==== Recorded data
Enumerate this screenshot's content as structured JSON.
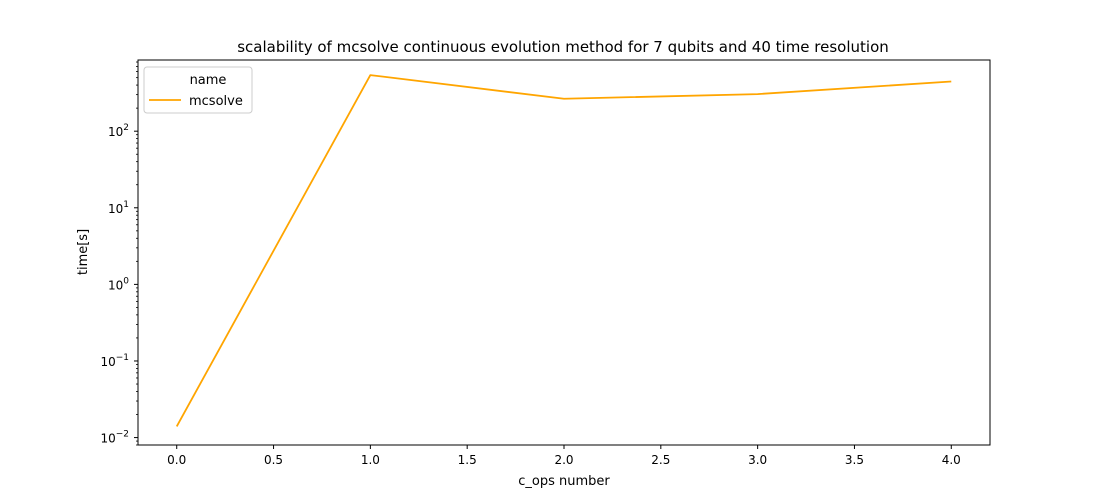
{
  "chart_data": {
    "type": "line",
    "title": "scalability of mcsolve continuous evolution method for 7 qubits and 40 time resolution",
    "xlabel": "c_ops number",
    "ylabel": "time[s]",
    "x": [
      0.0,
      1.0,
      2.0,
      3.0,
      4.0
    ],
    "xlim": [
      -0.2,
      4.2
    ],
    "xticks": [
      "0.0",
      "0.5",
      "1.0",
      "1.5",
      "2.0",
      "2.5",
      "3.0",
      "3.5",
      "4.0"
    ],
    "yscale": "log",
    "ylim": [
      0.008,
      850
    ],
    "yticks": [
      {
        "base": "10",
        "exp": "−2"
      },
      {
        "base": "10",
        "exp": "−1"
      },
      {
        "base": "10",
        "exp": "0"
      },
      {
        "base": "10",
        "exp": "1"
      },
      {
        "base": "10",
        "exp": "2"
      }
    ],
    "grid": false,
    "legend": {
      "position": "top-left",
      "title": "name"
    },
    "series": [
      {
        "name": "mcsolve",
        "color": "#ffa500",
        "values": [
          0.014,
          540,
          265,
          305,
          445
        ]
      }
    ]
  }
}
========
* Aim: Identify all lines where the word "title" shows up. Copy them.

* Result of the exercise:
    "title": "scalability of mcsolve continuous evolution method for 7 qubits and 40 time resolution",
      "title": "name"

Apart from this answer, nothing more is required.